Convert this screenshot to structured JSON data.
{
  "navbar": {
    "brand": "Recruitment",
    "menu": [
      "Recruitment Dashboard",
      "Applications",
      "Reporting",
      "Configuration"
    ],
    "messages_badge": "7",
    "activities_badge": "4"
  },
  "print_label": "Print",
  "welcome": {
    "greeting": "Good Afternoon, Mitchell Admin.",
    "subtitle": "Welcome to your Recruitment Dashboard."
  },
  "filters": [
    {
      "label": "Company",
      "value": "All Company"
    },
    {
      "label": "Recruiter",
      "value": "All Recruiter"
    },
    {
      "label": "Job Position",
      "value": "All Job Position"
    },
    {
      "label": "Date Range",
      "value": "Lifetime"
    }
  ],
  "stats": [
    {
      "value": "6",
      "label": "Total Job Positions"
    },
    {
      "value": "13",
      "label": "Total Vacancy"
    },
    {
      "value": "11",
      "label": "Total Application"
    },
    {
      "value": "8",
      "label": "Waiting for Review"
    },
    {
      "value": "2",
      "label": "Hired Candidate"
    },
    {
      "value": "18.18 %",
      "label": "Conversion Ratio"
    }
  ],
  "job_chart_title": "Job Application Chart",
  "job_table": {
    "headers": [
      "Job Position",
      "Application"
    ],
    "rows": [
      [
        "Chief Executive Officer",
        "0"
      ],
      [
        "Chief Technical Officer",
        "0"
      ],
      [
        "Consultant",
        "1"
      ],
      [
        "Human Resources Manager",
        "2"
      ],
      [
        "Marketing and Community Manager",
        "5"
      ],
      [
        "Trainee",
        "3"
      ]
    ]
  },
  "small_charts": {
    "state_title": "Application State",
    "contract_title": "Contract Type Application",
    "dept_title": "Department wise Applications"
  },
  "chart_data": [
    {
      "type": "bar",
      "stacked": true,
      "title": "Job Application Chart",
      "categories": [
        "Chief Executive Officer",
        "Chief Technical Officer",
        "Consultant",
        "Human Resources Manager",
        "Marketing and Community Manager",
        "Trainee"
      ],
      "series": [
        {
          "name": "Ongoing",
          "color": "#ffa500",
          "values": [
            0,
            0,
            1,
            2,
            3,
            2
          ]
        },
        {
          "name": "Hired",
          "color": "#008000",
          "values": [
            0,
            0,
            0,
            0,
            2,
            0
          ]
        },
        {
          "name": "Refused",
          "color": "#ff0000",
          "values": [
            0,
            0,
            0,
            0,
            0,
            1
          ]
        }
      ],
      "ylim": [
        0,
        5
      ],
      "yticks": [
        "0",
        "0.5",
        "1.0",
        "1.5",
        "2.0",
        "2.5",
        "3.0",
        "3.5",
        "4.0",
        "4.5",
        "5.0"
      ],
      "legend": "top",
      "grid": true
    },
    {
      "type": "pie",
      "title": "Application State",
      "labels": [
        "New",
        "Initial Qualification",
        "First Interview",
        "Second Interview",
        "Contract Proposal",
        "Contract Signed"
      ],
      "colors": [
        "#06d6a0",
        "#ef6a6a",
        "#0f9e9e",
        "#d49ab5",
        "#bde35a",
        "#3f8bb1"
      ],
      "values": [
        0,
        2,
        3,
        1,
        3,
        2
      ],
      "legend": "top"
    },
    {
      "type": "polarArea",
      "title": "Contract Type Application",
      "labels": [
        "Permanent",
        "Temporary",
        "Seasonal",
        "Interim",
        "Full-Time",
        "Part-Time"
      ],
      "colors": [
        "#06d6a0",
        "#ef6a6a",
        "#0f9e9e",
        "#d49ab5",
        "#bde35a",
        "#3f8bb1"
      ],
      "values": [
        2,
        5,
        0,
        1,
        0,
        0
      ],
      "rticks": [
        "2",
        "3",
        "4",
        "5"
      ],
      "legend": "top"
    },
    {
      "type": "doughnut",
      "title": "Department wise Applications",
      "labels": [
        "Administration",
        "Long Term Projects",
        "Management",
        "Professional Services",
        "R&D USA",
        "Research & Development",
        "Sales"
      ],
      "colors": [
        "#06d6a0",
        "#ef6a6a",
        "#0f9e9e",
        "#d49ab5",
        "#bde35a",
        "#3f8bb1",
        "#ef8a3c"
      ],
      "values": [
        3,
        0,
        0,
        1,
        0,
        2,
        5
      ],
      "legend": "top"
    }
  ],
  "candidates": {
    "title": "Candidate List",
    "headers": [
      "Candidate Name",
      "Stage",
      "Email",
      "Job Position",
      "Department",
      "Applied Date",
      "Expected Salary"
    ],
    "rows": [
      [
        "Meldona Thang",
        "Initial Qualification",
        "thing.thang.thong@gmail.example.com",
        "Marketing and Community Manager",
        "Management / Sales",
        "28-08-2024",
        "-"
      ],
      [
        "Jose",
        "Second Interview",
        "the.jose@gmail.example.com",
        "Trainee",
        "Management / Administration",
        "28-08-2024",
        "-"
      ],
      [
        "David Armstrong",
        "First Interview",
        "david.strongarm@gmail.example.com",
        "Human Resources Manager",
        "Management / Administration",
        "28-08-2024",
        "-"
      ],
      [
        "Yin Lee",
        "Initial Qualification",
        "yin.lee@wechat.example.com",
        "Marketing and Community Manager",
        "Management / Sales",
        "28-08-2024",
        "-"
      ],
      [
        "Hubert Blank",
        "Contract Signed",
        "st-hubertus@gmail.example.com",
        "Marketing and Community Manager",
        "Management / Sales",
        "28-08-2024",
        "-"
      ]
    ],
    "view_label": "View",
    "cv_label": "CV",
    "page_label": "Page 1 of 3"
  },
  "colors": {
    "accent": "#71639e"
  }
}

———

■ **What is required**
Find the string "Department" in the entries above and return each line that holds it.

■ **Response to this task**
    "dept_title": "Department wise Applications"
      "title": "Department wise Applications",
      "Department",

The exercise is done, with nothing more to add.